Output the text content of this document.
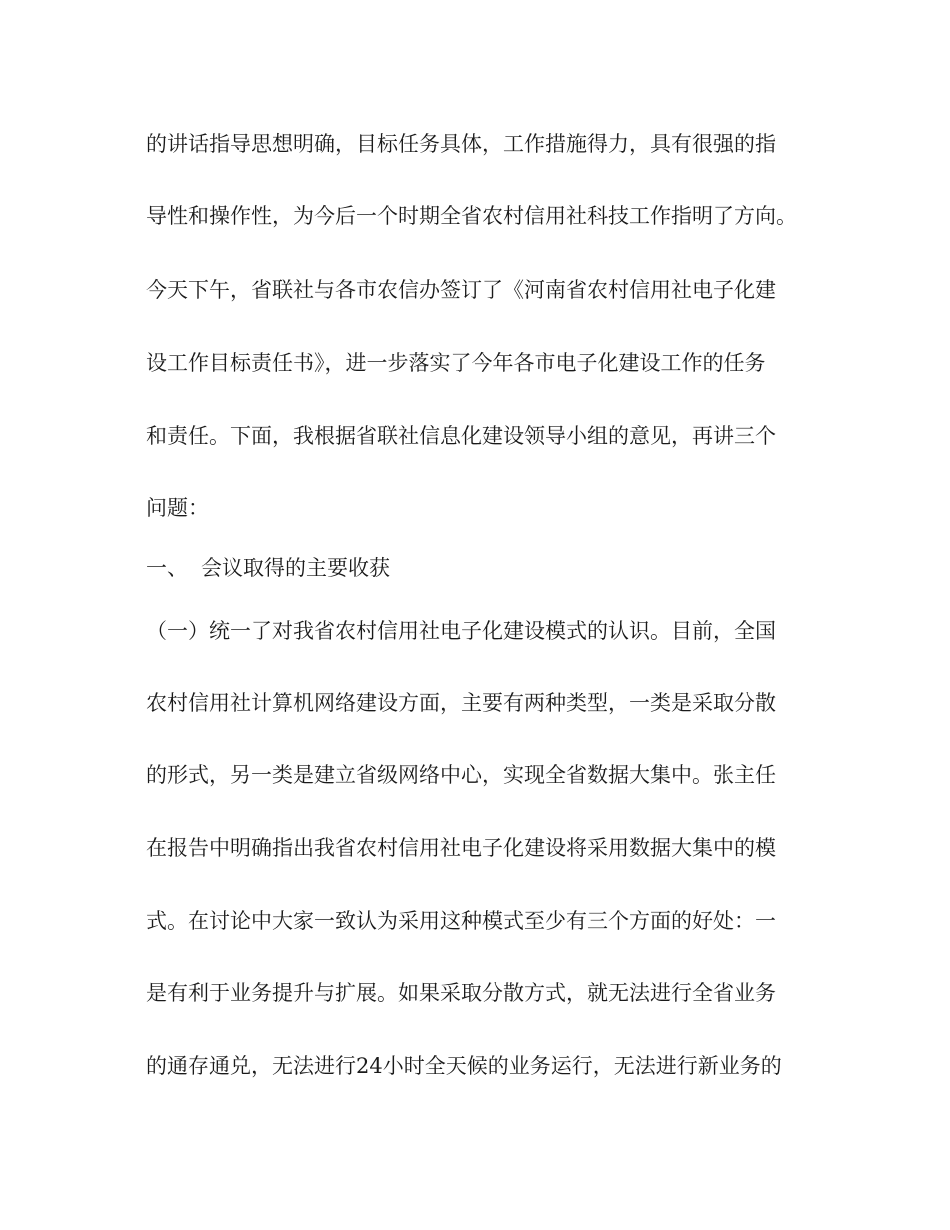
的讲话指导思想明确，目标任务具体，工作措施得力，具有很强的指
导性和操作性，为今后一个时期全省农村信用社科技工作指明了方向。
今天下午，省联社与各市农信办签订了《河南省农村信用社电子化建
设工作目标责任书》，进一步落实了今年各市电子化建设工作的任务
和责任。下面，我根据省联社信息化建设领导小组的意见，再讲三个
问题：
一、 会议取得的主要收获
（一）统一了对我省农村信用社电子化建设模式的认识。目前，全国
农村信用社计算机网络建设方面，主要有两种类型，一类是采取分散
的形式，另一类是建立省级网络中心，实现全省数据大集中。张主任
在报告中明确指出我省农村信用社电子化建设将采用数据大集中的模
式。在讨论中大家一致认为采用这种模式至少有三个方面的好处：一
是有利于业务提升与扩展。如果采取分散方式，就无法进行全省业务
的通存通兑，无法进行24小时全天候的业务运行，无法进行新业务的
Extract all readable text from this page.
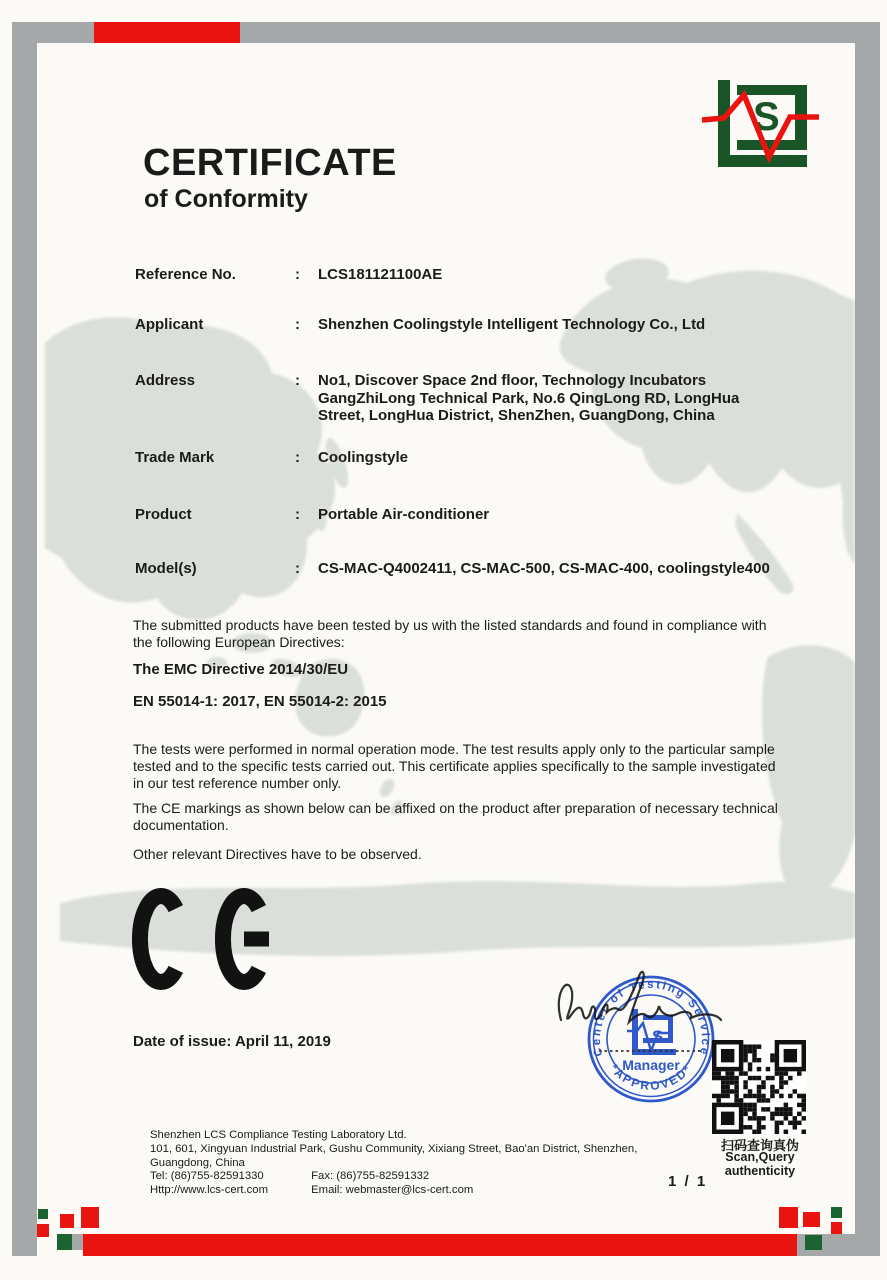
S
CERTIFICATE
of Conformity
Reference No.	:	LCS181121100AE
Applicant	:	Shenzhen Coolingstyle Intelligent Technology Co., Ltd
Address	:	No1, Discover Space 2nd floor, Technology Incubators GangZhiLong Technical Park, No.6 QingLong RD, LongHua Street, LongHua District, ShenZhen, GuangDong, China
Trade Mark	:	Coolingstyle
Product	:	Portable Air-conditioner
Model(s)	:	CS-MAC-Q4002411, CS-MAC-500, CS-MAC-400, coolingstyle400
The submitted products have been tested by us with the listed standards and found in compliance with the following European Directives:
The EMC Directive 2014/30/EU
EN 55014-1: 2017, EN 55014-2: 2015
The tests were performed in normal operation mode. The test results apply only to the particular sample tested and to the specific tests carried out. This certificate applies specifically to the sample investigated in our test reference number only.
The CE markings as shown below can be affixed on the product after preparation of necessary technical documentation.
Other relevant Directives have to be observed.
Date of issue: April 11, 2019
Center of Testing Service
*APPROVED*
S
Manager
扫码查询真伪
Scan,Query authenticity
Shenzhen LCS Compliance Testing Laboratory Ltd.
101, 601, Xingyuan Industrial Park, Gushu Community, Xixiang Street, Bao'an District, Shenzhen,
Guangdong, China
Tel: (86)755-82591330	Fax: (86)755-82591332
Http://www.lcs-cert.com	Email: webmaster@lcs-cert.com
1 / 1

════

Pictures must be left out. Repeat exactly the lines from the one containing "Extract all readable text from this page." through the final line of the data.

> [REPLY]
Extract all readable text from this page.
S
CERTIFICATE
of Conformity
Reference No.	:	LCS181121100AE
Applicant	:	Shenzhen Coolingstyle Intelligent Technology Co., Ltd
Address	:	No1, Discover Space 2nd floor, Technology Incubators GangZhiLong Technical Park, No.6 QingLong RD, LongHua Street, LongHua District, ShenZhen, GuangDong, China
Trade Mark	:	Coolingstyle
Product	:	Portable Air-conditioner
Model(s)	:	CS-MAC-Q4002411, CS-MAC-500, CS-MAC-400, coolingstyle400
The submitted products have been tested by us with the listed standards and found in compliance with the following European Directives:
The EMC Directive 2014/30/EU
EN 55014-1: 2017, EN 55014-2: 2015
The tests were performed in normal operation mode. The test results apply only to the particular sample tested and to the specific tests carried out. This certificate applies specifically to the sample investigated in our test reference number only.
The CE markings as shown below can be affixed on the product after preparation of necessary technical documentation.
Other relevant Directives have to be observed.
Date of issue: April 11, 2019
Center of Testing Service
*APPROVED*
S
Manager
扫码查询真伪
Scan,Query authenticity
Shenzhen LCS Compliance Testing Laboratory Ltd.
101, 601, Xingyuan Industrial Park, Gushu Community, Xixiang Street, Bao'an District, Shenzhen,
Guangdong, China
Tel: (86)755-82591330	Fax: (86)755-82591332
Http://www.lcs-cert.com	Email: webmaster@lcs-cert.com
1 / 1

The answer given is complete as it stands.